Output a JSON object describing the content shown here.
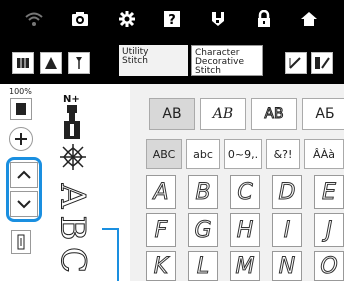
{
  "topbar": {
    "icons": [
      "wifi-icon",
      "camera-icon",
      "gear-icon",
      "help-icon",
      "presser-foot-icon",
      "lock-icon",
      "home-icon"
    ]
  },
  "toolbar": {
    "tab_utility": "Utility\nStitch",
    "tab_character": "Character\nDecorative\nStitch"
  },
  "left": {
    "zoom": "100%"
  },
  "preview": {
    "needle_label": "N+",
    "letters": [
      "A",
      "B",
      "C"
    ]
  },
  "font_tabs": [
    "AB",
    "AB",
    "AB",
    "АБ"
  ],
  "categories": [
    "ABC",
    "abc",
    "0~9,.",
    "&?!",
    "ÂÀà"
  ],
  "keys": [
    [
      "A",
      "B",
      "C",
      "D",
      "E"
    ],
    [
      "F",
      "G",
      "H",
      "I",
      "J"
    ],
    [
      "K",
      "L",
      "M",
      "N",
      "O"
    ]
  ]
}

● **What you should do**
Find the lines above that include the string "nStitch" and copy them.

● **Written solution**
    "tab_utility": "Utility\nStitch",
    "tab_character": "Character\nDecorative\nStitch"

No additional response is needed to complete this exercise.